*** Information supplied ***

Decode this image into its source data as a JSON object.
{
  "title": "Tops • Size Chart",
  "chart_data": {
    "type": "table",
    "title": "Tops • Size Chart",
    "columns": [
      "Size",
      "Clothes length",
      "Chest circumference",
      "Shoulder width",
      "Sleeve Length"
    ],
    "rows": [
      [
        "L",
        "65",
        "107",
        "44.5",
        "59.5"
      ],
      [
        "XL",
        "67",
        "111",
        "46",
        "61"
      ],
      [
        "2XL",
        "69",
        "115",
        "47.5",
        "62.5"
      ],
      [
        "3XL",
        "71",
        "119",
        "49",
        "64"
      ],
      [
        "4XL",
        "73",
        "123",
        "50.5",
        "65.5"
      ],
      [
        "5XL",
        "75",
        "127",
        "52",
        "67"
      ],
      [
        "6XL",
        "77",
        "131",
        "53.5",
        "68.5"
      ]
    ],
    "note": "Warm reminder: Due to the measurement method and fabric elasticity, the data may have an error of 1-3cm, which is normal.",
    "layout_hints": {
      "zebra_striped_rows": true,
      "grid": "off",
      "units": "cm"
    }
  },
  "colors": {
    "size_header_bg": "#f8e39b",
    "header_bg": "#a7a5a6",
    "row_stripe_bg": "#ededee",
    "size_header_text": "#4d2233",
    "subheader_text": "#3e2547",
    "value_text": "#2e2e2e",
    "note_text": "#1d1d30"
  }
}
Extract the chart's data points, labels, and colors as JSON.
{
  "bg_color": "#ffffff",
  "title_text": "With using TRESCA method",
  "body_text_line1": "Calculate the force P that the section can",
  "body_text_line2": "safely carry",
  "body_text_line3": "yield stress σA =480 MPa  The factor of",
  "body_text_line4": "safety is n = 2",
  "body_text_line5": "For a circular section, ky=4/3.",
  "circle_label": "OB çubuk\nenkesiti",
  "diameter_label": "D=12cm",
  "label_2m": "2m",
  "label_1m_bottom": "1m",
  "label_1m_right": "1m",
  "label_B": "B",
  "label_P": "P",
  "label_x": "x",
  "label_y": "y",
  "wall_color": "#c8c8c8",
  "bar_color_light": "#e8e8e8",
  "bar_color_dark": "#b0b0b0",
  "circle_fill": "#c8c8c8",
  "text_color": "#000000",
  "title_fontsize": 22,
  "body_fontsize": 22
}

***
*** Information supplied ***

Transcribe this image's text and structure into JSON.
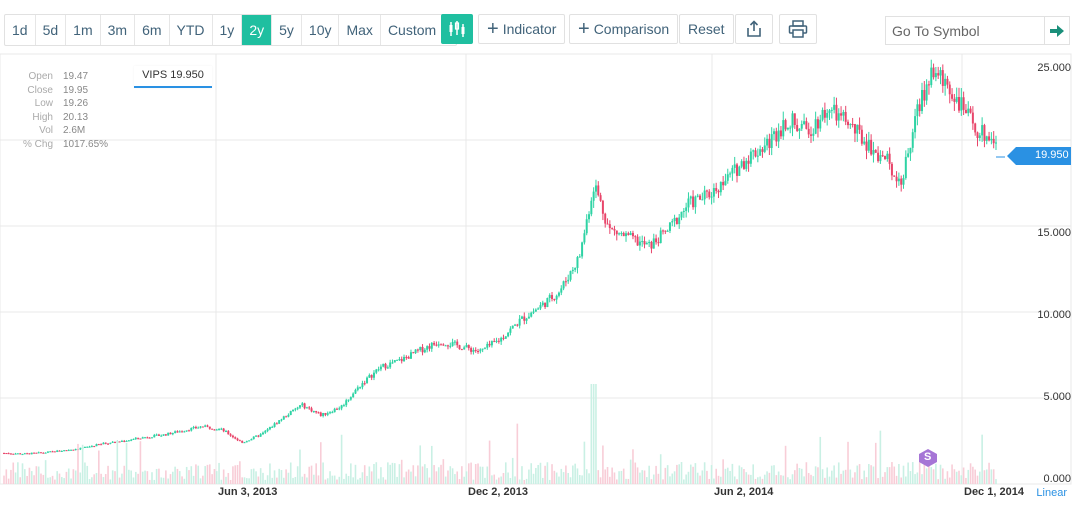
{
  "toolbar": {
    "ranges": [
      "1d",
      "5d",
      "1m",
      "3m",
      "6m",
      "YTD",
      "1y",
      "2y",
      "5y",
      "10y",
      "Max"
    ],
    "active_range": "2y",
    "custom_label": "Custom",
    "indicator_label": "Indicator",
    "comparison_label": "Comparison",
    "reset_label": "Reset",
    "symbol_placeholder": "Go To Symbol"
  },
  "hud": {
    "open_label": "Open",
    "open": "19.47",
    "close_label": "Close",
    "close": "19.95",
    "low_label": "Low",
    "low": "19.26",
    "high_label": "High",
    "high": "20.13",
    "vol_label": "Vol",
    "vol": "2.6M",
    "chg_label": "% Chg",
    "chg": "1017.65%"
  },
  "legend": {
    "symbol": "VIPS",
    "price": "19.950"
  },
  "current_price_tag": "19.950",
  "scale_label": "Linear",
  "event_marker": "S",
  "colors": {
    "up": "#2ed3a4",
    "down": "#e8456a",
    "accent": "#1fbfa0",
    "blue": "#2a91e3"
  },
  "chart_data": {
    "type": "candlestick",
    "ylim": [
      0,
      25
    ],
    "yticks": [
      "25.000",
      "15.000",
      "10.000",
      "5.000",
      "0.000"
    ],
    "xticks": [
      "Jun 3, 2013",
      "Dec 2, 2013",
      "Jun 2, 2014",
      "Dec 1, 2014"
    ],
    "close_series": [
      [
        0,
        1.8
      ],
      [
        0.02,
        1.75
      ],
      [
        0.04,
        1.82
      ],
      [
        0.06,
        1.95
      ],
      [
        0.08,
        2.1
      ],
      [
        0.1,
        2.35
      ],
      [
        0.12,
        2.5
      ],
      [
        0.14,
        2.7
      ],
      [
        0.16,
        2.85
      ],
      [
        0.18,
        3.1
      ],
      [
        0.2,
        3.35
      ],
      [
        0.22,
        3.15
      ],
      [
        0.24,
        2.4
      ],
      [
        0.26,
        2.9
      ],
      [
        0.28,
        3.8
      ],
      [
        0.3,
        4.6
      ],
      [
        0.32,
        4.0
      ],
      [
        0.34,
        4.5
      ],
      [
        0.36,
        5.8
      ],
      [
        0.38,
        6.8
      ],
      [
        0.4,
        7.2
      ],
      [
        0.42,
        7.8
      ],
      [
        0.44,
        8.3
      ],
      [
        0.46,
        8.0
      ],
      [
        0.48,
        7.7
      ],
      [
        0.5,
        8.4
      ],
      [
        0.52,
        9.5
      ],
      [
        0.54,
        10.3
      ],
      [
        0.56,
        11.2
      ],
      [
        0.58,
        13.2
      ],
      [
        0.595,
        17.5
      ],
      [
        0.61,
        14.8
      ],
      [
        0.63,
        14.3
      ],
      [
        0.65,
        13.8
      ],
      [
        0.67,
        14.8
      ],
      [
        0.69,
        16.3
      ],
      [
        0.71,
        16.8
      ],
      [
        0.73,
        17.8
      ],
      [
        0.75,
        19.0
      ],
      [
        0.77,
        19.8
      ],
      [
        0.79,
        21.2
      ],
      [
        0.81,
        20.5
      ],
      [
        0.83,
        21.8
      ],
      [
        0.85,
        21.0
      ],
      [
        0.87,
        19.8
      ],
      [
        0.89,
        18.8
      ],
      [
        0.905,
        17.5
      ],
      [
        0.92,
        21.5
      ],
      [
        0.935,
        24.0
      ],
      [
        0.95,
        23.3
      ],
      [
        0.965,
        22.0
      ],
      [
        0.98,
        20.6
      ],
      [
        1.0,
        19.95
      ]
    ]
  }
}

***

• [Stated problem]
Using the records above, gather all lines where the string "method" is present.

• [Full output]
    "note": "Warm reminder: Due to the measurement method and fabric elasticity, the data may have an error of 1-3cm, which is normal.",
  "title_text": "With using TRESCA method",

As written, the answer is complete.